◆ **Task data**
_ _ _

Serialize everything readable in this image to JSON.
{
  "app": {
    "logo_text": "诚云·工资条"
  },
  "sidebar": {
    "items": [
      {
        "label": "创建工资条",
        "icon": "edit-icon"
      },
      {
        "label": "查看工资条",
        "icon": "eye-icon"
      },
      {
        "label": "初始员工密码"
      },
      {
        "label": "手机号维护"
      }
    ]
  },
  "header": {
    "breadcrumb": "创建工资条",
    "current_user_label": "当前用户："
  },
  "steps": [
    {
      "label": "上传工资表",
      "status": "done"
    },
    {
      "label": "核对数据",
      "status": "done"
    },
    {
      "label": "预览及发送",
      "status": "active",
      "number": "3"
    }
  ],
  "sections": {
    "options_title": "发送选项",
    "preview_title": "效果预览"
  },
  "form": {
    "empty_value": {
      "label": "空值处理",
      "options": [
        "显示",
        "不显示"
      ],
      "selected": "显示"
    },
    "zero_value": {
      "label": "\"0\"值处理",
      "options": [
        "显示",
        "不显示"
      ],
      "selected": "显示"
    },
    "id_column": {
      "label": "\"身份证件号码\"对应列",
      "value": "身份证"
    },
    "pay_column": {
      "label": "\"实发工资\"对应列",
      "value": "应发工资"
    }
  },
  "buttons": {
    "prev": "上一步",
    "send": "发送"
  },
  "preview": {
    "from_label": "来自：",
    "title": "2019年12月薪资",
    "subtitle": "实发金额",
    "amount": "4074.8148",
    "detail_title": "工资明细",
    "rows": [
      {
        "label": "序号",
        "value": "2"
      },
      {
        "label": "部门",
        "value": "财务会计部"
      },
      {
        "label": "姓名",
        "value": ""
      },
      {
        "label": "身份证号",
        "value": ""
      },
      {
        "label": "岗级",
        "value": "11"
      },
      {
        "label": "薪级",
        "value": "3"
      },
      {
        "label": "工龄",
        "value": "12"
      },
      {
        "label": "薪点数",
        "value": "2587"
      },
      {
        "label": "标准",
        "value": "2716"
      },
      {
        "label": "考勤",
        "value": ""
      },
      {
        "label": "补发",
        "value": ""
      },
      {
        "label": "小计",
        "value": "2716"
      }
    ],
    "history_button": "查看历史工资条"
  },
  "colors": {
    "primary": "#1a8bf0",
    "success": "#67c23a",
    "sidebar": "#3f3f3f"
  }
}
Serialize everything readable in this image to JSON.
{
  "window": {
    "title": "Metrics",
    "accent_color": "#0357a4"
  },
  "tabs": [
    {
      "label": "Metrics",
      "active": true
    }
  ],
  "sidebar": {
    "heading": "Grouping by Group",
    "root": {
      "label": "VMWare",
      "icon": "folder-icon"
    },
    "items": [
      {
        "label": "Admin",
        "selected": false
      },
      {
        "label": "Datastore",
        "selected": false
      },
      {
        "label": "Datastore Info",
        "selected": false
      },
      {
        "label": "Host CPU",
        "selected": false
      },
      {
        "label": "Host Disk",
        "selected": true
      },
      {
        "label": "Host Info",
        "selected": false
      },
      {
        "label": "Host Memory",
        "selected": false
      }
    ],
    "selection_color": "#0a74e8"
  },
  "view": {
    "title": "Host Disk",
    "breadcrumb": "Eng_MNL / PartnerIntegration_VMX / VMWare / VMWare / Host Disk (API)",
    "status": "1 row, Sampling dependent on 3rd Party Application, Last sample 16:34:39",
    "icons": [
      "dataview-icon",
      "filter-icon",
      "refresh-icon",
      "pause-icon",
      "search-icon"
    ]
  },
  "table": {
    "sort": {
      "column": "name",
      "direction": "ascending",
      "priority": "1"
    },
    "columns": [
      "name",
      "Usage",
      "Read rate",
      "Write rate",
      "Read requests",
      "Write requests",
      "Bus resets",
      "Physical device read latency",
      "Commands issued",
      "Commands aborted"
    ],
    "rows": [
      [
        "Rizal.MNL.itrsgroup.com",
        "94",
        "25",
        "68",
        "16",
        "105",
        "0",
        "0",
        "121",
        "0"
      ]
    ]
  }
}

_ _ _

◆ **Work to complete**
Repeat every entry exactly as written above.

◆ **Answer to the problem**
Serialize everything readable in this image to JSON.
{
  "app": {
    "logo_text": "诚云·工资条"
  },
  "sidebar": {
    "items": [
      {
        "label": "创建工资条",
        "icon": "edit-icon"
      },
      {
        "label": "查看工资条",
        "icon": "eye-icon"
      },
      {
        "label": "初始员工密码"
      },
      {
        "label": "手机号维护"
      }
    ]
  },
  "header": {
    "breadcrumb": "创建工资条",
    "current_user_label": "当前用户："
  },
  "steps": [
    {
      "label": "上传工资表",
      "status": "done"
    },
    {
      "label": "核对数据",
      "status": "done"
    },
    {
      "label": "预览及发送",
      "status": "active",
      "number": "3"
    }
  ],
  "sections": {
    "options_title": "发送选项",
    "preview_title": "效果预览"
  },
  "form": {
    "empty_value": {
      "label": "空值处理",
      "options": [
        "显示",
        "不显示"
      ],
      "selected": "显示"
    },
    "zero_value": {
      "label": "\"0\"值处理",
      "options": [
        "显示",
        "不显示"
      ],
      "selected": "显示"
    },
    "id_column": {
      "label": "\"身份证件号码\"对应列",
      "value": "身份证"
    },
    "pay_column": {
      "label": "\"实发工资\"对应列",
      "value": "应发工资"
    }
  },
  "buttons": {
    "prev": "上一步",
    "send": "发送"
  },
  "preview": {
    "from_label": "来自：",
    "title": "2019年12月薪资",
    "subtitle": "实发金额",
    "amount": "4074.8148",
    "detail_title": "工资明细",
    "rows": [
      {
        "label": "序号",
        "value": "2"
      },
      {
        "label": "部门",
        "value": "财务会计部"
      },
      {
        "label": "姓名",
        "value": ""
      },
      {
        "label": "身份证号",
        "value": ""
      },
      {
        "label": "岗级",
        "value": "11"
      },
      {
        "label": "薪级",
        "value": "3"
      },
      {
        "label": "工龄",
        "value": "12"
      },
      {
        "label": "薪点数",
        "value": "2587"
      },
      {
        "label": "标准",
        "value": "2716"
      },
      {
        "label": "考勤",
        "value": ""
      },
      {
        "label": "补发",
        "value": ""
      },
      {
        "label": "小计",
        "value": "2716"
      }
    ],
    "history_button": "查看历史工资条"
  },
  "colors": {
    "primary": "#1a8bf0",
    "success": "#67c23a",
    "sidebar": "#3f3f3f"
  }
}
Serialize everything readable in this image to JSON.
{
  "window": {
    "title": "Metrics",
    "accent_color": "#0357a4"
  },
  "tabs": [
    {
      "label": "Metrics",
      "active": true
    }
  ],
  "sidebar": {
    "heading": "Grouping by Group",
    "root": {
      "label": "VMWare",
      "icon": "folder-icon"
    },
    "items": [
      {
        "label": "Admin",
        "selected": false
      },
      {
        "label": "Datastore",
        "selected": false
      },
      {
        "label": "Datastore Info",
        "selected": false
      },
      {
        "label": "Host CPU",
        "selected": false
      },
      {
        "label": "Host Disk",
        "selected": true
      },
      {
        "label": "Host Info",
        "selected": false
      },
      {
        "label": "Host Memory",
        "selected": false
      }
    ],
    "selection_color": "#0a74e8"
  },
  "view": {
    "title": "Host Disk",
    "breadcrumb": "Eng_MNL / PartnerIntegration_VMX / VMWare / VMWare / Host Disk (API)",
    "status": "1 row, Sampling dependent on 3rd Party Application, Last sample 16:34:39",
    "icons": [
      "dataview-icon",
      "filter-icon",
      "refresh-icon",
      "pause-icon",
      "search-icon"
    ]
  },
  "table": {
    "sort": {
      "column": "name",
      "direction": "ascending",
      "priority": "1"
    },
    "columns": [
      "name",
      "Usage",
      "Read rate",
      "Write rate",
      "Read requests",
      "Write requests",
      "Bus resets",
      "Physical device read latency",
      "Commands issued",
      "Commands aborted"
    ],
    "rows": [
      [
        "Rizal.MNL.itrsgroup.com",
        "94",
        "25",
        "68",
        "16",
        "105",
        "0",
        "0",
        "121",
        "0"
      ]
    ]
  }
}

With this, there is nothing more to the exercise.